- Directions -
Read the records below. Copy each line where the string "Hewlett" occurs.

- Given information -
□ □ □ □ □

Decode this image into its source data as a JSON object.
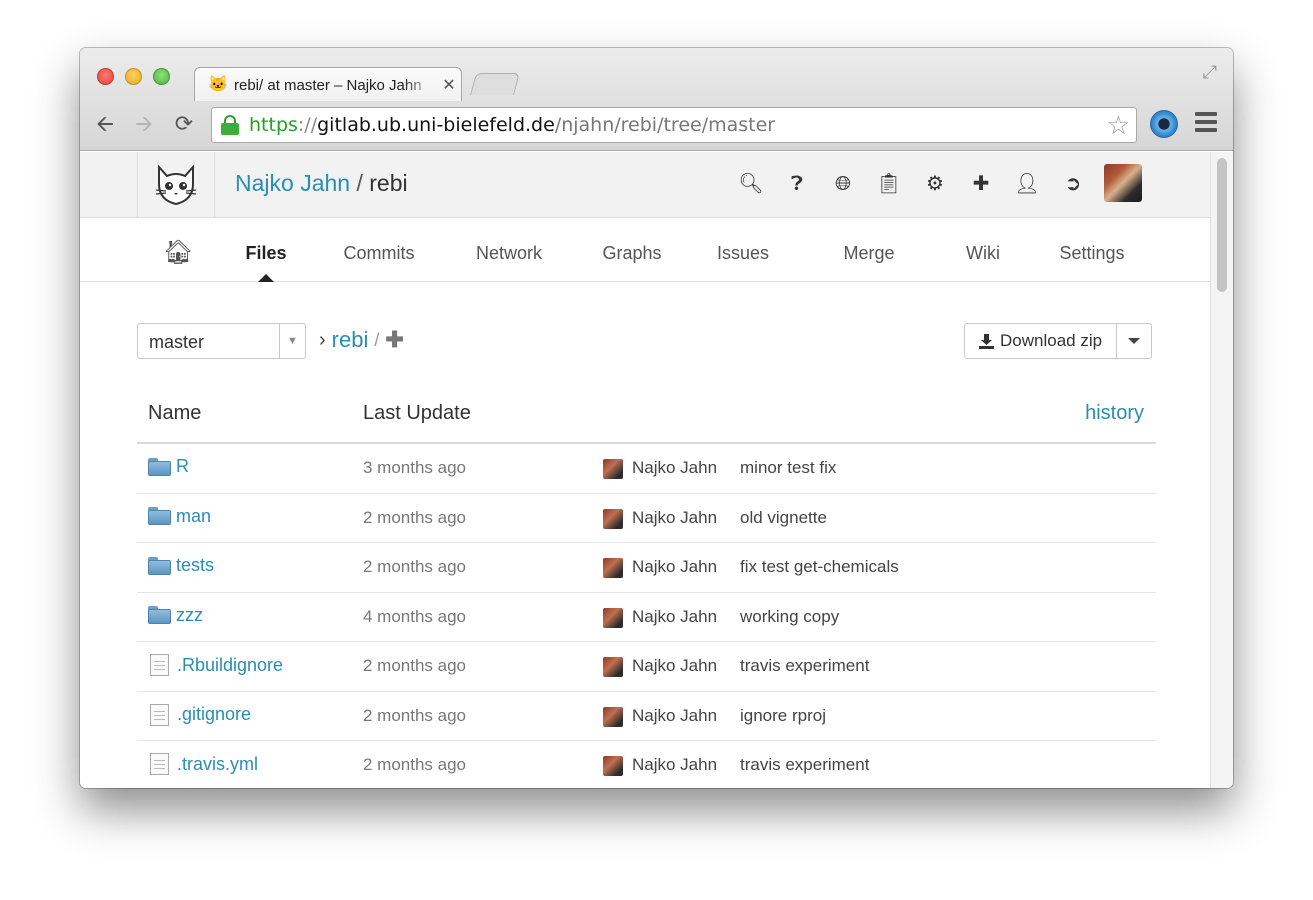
{
  "browser": {
    "tab_title": "rebi/ at master – Najko Jahn",
    "url": {
      "scheme": "https",
      "sep": "://",
      "host": "gitlab.ub.uni-bielefeld.de",
      "path": "/njahn/rebi/tree/master"
    }
  },
  "header": {
    "owner": "Najko Jahn",
    "slash": "/",
    "repo": "rebi",
    "icons": [
      "search-icon",
      "help-icon",
      "globe-icon",
      "snippets-icon",
      "admin-gears-icon",
      "new-project-icon",
      "profile-icon",
      "logout-icon"
    ]
  },
  "nav": {
    "items": [
      "Files",
      "Commits",
      "Network",
      "Graphs",
      "Issues",
      "Merge",
      "Wiki",
      "Settings"
    ],
    "active": "Files"
  },
  "toolbar": {
    "branch": "master",
    "breadcrumb_arrow": "›",
    "breadcrumb_repo": "rebi",
    "breadcrumb_slash": "/",
    "breadcrumb_plus": "✚",
    "download_label": "Download zip"
  },
  "table": {
    "headers": {
      "name": "Name",
      "last_update": "Last Update",
      "history": "history"
    },
    "rows": [
      {
        "type": "folder",
        "name": "R",
        "date": "3 months ago",
        "author": "Najko Jahn",
        "message": "minor test fix"
      },
      {
        "type": "folder",
        "name": "man",
        "date": "2 months ago",
        "author": "Najko Jahn",
        "message": "old vignette"
      },
      {
        "type": "folder",
        "name": "tests",
        "date": "2 months ago",
        "author": "Najko Jahn",
        "message": "fix test get-chemicals"
      },
      {
        "type": "folder",
        "name": "zzz",
        "date": "4 months ago",
        "author": "Najko Jahn",
        "message": "working copy"
      },
      {
        "type": "file",
        "name": ".Rbuildignore",
        "date": "2 months ago",
        "author": "Najko Jahn",
        "message": "travis experiment"
      },
      {
        "type": "file",
        "name": ".gitignore",
        "date": "2 months ago",
        "author": "Najko Jahn",
        "message": "ignore rproj"
      },
      {
        "type": "file",
        "name": ".travis.yml",
        "date": "2 months ago",
        "author": "Najko Jahn",
        "message": "travis experiment"
      }
    ]
  },
  "colors": {
    "link": "#2a8db2",
    "secure": "#22a022"
  }
}
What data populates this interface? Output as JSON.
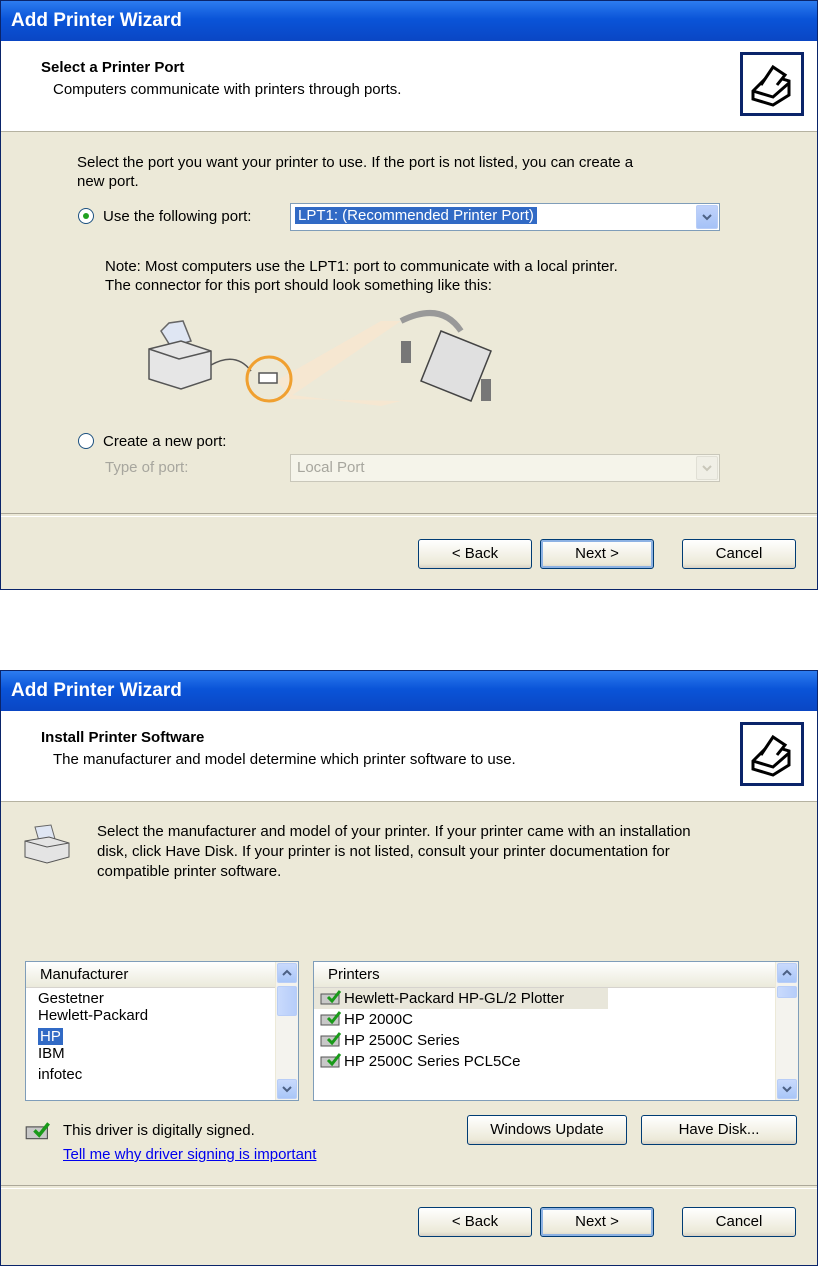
{
  "window1": {
    "title": "Add Printer Wizard",
    "header_title": "Select a Printer Port",
    "header_subtitle": "Computers communicate with printers through ports.",
    "intro_line1": "Select the port you want your printer to use.  If the port is not listed, you can create a",
    "intro_line2": "new port.",
    "use_port_label": "Use the following port:",
    "port_value": "LPT1: (Recommended Printer Port)",
    "note_line1": "Note: Most computers use the LPT1: port to communicate with a local printer.",
    "note_line2": "The connector for this port should look something like this:",
    "create_port_label": "Create a new port:",
    "type_of_port_label": "Type of port:",
    "type_of_port_value": "Local Port",
    "back_label": "< Back",
    "next_label": "Next >",
    "cancel_label": "Cancel"
  },
  "window2": {
    "title": "Add Printer Wizard",
    "header_title": "Install Printer Software",
    "header_subtitle": "The manufacturer and model determine which printer software to use.",
    "intro_line1": "Select the manufacturer and model of your printer. If your printer came with an installation",
    "intro_line2": "disk, click Have Disk. If your printer is not listed, consult your printer documentation for",
    "intro_line3": "compatible printer software.",
    "manufacturer_header": "Manufacturer",
    "manufacturers": [
      "Gestetner",
      "Hewlett-Packard",
      "HP",
      "IBM",
      "infotec"
    ],
    "printers_header": "Printers",
    "printers": [
      "Hewlett-Packard HP-GL/2 Plotter",
      "HP 2000C",
      "HP 2500C Series",
      "HP 2500C Series PCL5Ce"
    ],
    "signed_text": "This driver is digitally signed.",
    "signing_link": "Tell me why driver signing is important",
    "windows_update_label": "Windows Update",
    "have_disk_label": "Have Disk...",
    "back_label": "< Back",
    "next_label": "Next >",
    "cancel_label": "Cancel"
  },
  "colors": {
    "titlebar": "#0a54d8",
    "face": "#ece9d8",
    "selection": "#316ac5"
  }
}
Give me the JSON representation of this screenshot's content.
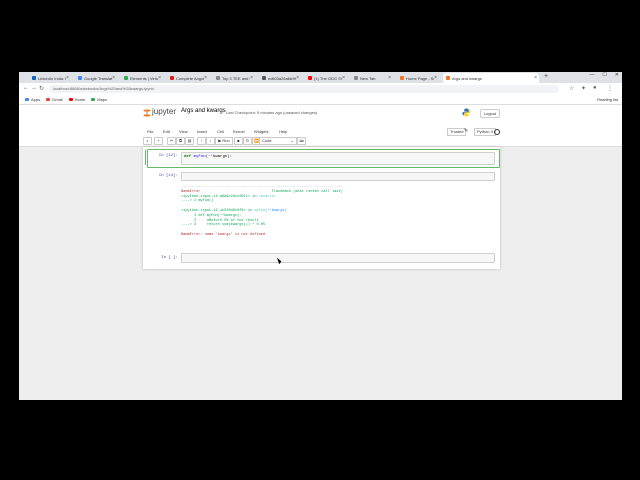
{
  "tabs": [
    {
      "label": "LinkedIn India: Log",
      "color": "#0a66c2"
    },
    {
      "label": "Google Translate",
      "color": "#4285f4"
    },
    {
      "label": "Elements | Virtuoso",
      "color": "#34a853"
    },
    {
      "label": "Complete Angular",
      "color": "#dd1b16"
    },
    {
      "label": "Top 3 TEE and NTI",
      "color": "#888888"
    },
    {
      "label": "edit03a26a6b9f07",
      "color": "#555555"
    },
    {
      "label": "(1) The GDG Show",
      "color": "#ff0000"
    },
    {
      "label": "New Tab",
      "color": "#888888"
    },
    {
      "label": "Home Page - Select",
      "color": "#f37626"
    },
    {
      "label": "Args and kwargs",
      "color": "#f37626",
      "active": true
    }
  ],
  "url": "localhost:8888/notebooks/Args%20and%20kwargs.ipynb",
  "bookmarks": [
    {
      "label": "Apps",
      "color": "#4285f4"
    },
    {
      "label": "Gmail",
      "color": "#ea4335"
    },
    {
      "label": "Home",
      "color": "#ff0000"
    },
    {
      "label": "Maps",
      "color": "#34a853"
    }
  ],
  "reading_list": "Reading list",
  "jupyter": {
    "brand": "jupyter",
    "notebook_name": "Args and kwargs",
    "checkpoint": "Last Checkpoint: 5 minutes ago  (unsaved changes)",
    "logout": "Logout",
    "trusted": "Trusted",
    "kernel": "Python 3"
  },
  "menus": [
    "File",
    "Edit",
    "View",
    "Insert",
    "Cell",
    "Kernel",
    "Widgets",
    "Help"
  ],
  "toolbar": {
    "run": "Run",
    "cell_type": "Code"
  },
  "cells": [
    {
      "prompt": "In [12]:",
      "code": "def myFun(**kwargs):"
    },
    {
      "prompt": "In [14]:",
      "code": ""
    },
    {
      "prompt": "In [ ]:",
      "code": ""
    }
  ],
  "output": {
    "line1a": "NameError",
    "line1b": "                                 Traceback (most recent call last)",
    "line2a": "<ipython-input-14-a6a9c2dcc0611> in ",
    "line2b": "<module>",
    "line3": "----> 1 myFun()",
    "line4a": "<ipython-input-12-1c526d9c0f9> in ",
    "line4b": "myFun",
    "line4c": "(**kwargs)",
    "line5": "      1 def myFun(**kwargs):",
    "line6": "      2     #Return 5% of the result",
    "line7": "----> 3     return sum(kwargs()) * 0.05",
    "error": "NameError: name 'kwargs' is not defined"
  }
}
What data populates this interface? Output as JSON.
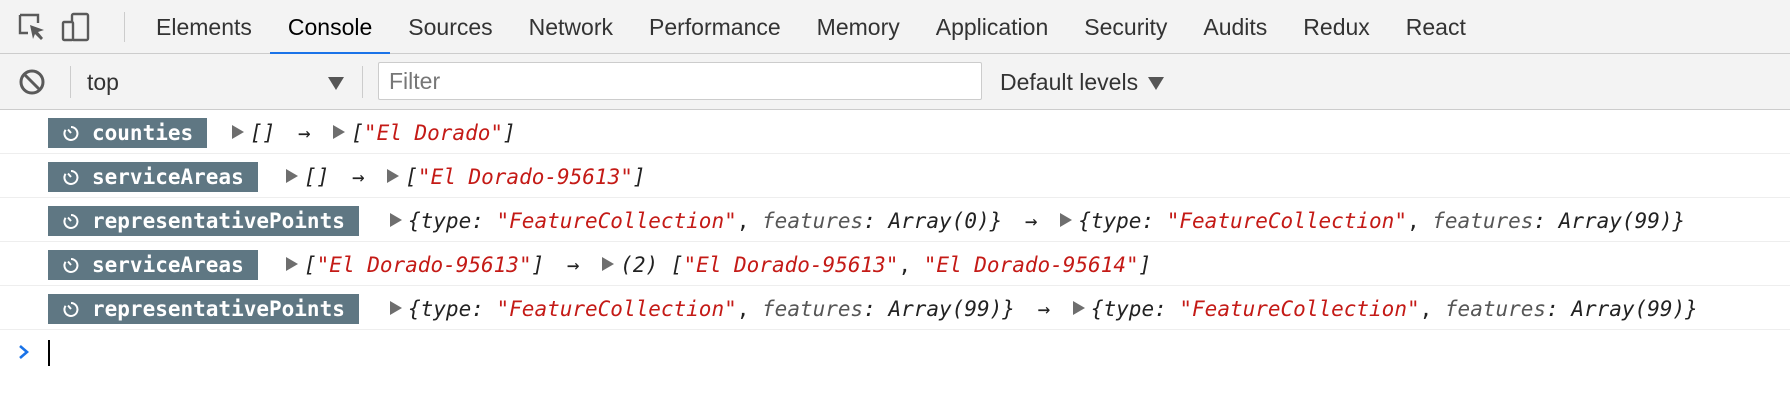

□ □ □ □ □

- Problem solution -
      "Hewlett-Packard",
      "Hewlett-Packard HP-GL/2 Plotter",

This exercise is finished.